** Start Extracted records **
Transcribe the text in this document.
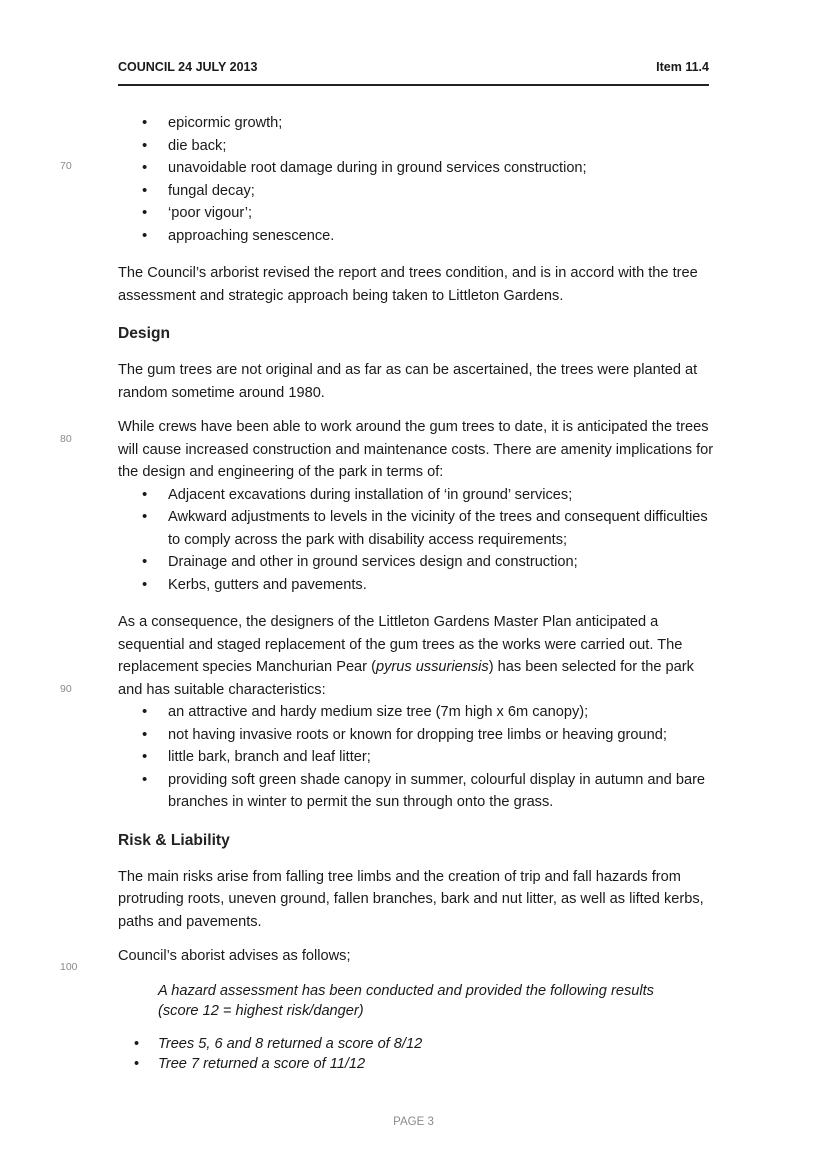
COUNCIL 24 JULY 2013	Item 11.4
70
80
90
100
• epicormic growth;
• die back;
• unavoidable root damage during in ground services construction;
• fungal decay;
• ‘poor vigour’;
• approaching senescence.

The Council’s arborist revised the report and trees condition, and is in accord with the tree assessment and strategic approach being taken to Littleton Gardens.

Design

The gum trees are not original and as far as can be ascertained, the trees were planted at random sometime around 1980.

While crews have been able to work around the gum trees to date, it is anticipated the trees will cause increased construction and maintenance costs. There are amenity implications for the design and engineering of the park in terms of:

• Adjacent excavations during installation of ‘in ground’ services;
• Awkward adjustments to levels in the vicinity of the trees and consequent difficulties to comply across the park with disability access requirements;
• Drainage and other in ground services design and construction;
• Kerbs, gutters and pavements.

As a consequence, the designers of the Littleton Gardens Master Plan anticipated a sequential and staged replacement of the gum trees as the works were carried out. The replacement species Manchurian Pear (pyrus ussuriensis) has been selected for the park and has suitable characteristics:

• an attractive and hardy medium size tree (7m high x 6m canopy);
• not having invasive roots or known for dropping tree limbs or heaving ground;
• little bark, branch and leaf litter;
• providing soft green shade canopy in summer, colourful display in autumn and bare branches in winter to permit the sun through onto the grass.
Risk & Liability

The main risks arise from falling tree limbs and the creation of trip and fall hazards from protruding roots, uneven ground, fallen branches, bark and nut litter, as well as lifted kerbs, paths and pavements.

Council’s aborist advises as follows;

A hazard assessment has been conducted and provided the following results (score 12 = highest risk/danger)

• Trees 5, 6 and 8 returned a score of 8/12
• Tree 7 returned a score of 11/12
PAGE 3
** End Extracted records **
◆ **Objective**: Reproduce the full listing faithfully, but do not carry over any pictures.

◆ **Solution to the exercise**:
Transcribe the text in this document.
COUNCIL 24 JULY 2013	Item 11.4
70
80
90
100
• epicormic growth;
• die back;
• unavoidable root damage during in ground services construction;
• fungal decay;
• ‘poor vigour’;
• approaching senescence.

The Council’s arborist revised the report and trees condition, and is in accord with the tree assessment and strategic approach being taken to Littleton Gardens.

Design

The gum trees are not original and as far as can be ascertained, the trees were planted at random sometime around 1980.

While crews have been able to work around the gum trees to date, it is anticipated the trees will cause increased construction and maintenance costs. There are amenity implications for the design and engineering of the park in terms of:

• Adjacent excavations during installation of ‘in ground’ services;
• Awkward adjustments to levels in the vicinity of the trees and consequent difficulties to comply across the park with disability access requirements;
• Drainage and other in ground services design and construction;
• Kerbs, gutters and pavements.

As a consequence, the designers of the Littleton Gardens Master Plan anticipated a sequential and staged replacement of the gum trees as the works were carried out. The replacement species Manchurian Pear (pyrus ussuriensis) has been selected for the park and has suitable characteristics:

• an attractive and hardy medium size tree (7m high x 6m canopy);
• not having invasive roots or known for dropping tree limbs or heaving ground;
• little bark, branch and leaf litter;
• providing soft green shade canopy in summer, colourful display in autumn and bare branches in winter to permit the sun through onto the grass.
Risk & Liability

The main risks arise from falling tree limbs and the creation of trip and fall hazards from protruding roots, uneven ground, fallen branches, bark and nut litter, as well as lifted kerbs, paths and pavements.

Council’s aborist advises as follows;

A hazard assessment has been conducted and provided the following results (score 12 = highest risk/danger)

• Trees 5, 6 and 8 returned a score of 8/12
• Tree 7 returned a score of 11/12
PAGE 3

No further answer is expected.